### Task prompt
Select the lines that contain "color" and copy each of them.

### Records provided
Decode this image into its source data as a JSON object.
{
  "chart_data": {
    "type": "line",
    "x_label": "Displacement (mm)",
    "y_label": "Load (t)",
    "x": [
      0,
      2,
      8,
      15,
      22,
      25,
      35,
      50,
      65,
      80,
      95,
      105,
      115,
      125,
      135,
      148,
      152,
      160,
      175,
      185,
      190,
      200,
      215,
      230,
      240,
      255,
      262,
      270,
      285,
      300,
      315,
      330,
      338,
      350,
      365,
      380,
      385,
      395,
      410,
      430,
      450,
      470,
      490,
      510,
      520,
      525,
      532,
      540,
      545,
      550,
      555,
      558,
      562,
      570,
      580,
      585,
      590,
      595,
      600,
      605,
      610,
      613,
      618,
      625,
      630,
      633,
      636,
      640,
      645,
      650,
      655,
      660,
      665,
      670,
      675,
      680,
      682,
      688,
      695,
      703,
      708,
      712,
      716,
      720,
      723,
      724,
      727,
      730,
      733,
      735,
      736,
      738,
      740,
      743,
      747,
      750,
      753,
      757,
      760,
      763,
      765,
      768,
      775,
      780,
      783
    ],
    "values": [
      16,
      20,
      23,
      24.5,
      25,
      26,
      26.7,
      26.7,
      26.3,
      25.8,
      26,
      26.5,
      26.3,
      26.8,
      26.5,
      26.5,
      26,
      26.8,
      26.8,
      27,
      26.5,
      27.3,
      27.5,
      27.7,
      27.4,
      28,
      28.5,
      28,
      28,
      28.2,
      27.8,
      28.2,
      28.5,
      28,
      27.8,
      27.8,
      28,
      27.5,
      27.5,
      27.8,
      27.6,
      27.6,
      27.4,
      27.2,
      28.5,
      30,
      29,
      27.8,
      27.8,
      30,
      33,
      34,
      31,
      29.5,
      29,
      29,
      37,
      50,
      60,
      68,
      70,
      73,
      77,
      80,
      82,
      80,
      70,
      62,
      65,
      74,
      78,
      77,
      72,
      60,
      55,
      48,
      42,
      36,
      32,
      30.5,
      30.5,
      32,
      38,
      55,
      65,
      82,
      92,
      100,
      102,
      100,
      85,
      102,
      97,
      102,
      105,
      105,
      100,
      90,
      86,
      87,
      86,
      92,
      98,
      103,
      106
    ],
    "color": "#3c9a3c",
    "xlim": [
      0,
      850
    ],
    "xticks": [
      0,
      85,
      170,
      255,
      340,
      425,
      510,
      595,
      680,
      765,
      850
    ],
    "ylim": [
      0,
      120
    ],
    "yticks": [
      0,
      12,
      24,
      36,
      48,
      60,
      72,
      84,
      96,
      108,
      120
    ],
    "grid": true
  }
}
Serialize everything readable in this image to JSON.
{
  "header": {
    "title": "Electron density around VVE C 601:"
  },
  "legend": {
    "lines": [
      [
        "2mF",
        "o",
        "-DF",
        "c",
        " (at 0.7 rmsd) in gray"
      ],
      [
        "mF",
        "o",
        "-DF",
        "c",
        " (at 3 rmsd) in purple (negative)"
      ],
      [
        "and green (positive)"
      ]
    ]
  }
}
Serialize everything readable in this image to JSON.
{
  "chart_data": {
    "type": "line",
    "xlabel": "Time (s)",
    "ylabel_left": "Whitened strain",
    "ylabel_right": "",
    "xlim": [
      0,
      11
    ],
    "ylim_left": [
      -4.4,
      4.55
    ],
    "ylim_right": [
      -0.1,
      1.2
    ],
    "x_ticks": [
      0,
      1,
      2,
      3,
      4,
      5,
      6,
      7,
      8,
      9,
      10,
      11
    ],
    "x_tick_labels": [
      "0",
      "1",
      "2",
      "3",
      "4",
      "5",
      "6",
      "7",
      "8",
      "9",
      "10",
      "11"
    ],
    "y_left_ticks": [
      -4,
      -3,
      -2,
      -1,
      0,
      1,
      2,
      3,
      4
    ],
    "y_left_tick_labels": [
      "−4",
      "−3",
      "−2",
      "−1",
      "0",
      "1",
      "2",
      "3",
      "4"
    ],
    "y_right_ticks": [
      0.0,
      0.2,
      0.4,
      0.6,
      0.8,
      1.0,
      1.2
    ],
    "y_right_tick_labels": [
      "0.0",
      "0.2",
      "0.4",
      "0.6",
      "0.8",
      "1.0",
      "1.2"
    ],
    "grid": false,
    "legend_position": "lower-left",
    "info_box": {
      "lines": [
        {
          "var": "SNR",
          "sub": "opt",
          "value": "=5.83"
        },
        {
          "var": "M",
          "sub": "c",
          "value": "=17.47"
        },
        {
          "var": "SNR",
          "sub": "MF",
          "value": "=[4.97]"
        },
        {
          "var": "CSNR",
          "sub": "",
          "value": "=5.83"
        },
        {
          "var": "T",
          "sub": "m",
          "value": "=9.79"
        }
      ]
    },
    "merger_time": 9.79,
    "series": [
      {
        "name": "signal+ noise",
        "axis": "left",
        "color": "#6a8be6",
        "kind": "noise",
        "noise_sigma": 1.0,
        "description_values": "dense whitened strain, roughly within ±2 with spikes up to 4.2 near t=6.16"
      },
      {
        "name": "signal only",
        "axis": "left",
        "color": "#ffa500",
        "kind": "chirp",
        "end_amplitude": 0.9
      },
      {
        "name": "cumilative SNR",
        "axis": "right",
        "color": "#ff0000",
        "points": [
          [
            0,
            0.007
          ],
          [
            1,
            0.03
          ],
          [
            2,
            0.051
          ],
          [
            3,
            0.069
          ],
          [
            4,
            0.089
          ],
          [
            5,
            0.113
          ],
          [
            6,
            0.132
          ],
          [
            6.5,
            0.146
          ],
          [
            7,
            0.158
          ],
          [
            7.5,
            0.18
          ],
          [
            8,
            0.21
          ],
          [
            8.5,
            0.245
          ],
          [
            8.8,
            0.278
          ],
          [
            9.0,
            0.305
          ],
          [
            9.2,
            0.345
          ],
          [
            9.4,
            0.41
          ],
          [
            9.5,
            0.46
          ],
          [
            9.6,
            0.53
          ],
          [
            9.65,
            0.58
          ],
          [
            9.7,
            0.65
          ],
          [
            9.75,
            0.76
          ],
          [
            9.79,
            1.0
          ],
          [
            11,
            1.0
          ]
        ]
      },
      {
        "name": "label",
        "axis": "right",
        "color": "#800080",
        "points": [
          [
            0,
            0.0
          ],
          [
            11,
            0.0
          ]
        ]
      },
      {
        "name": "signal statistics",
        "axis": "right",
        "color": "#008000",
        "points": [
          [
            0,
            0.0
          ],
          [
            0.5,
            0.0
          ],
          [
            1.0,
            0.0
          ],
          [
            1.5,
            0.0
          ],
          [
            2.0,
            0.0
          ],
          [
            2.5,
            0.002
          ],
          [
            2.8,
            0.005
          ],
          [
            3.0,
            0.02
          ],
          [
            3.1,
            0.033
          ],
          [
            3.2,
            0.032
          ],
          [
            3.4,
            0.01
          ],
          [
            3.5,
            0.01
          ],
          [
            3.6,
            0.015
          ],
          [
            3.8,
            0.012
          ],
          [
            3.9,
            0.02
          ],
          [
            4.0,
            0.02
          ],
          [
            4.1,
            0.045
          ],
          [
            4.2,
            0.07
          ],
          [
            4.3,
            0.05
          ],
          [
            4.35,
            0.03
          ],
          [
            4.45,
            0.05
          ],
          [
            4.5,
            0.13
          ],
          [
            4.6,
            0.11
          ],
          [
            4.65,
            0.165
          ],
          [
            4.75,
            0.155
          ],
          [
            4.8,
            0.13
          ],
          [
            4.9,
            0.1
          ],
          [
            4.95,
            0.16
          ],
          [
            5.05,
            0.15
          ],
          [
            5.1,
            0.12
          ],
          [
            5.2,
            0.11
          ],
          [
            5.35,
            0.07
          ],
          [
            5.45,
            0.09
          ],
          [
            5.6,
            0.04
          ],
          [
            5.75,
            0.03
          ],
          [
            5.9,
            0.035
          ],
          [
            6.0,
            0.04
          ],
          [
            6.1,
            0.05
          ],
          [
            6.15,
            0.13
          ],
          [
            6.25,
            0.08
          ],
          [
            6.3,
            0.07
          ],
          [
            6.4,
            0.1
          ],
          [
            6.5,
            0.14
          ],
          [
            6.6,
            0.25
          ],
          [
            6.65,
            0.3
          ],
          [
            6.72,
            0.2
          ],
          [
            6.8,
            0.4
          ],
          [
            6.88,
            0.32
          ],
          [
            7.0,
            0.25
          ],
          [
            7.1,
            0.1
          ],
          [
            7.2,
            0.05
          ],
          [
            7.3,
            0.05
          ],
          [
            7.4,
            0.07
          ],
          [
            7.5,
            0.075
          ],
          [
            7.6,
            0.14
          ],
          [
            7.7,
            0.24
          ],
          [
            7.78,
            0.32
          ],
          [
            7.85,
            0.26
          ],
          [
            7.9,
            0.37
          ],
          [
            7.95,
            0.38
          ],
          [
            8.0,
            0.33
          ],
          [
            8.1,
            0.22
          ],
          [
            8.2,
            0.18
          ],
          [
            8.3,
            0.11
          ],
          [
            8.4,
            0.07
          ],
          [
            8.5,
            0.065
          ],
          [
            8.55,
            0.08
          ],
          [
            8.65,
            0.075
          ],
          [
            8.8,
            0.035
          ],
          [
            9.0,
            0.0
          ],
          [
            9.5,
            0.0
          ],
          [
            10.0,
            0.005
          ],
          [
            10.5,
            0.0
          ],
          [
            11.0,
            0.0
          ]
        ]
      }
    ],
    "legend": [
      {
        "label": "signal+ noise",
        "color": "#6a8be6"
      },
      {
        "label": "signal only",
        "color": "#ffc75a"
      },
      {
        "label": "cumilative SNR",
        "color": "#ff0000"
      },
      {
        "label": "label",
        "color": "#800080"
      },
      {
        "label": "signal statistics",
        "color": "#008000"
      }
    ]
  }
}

### Solution to the exercise
    "color": "#3c9a3c",
        "color": "#6a8be6",
        "color": "#ffa500",
        "color": "#ff0000",
        "color": "#800080",
        "color": "#008000",
        "color": "#6a8be6"
        "color": "#ffc75a"
        "color": "#ff0000"
        "color": "#800080"
        "color": "#008000"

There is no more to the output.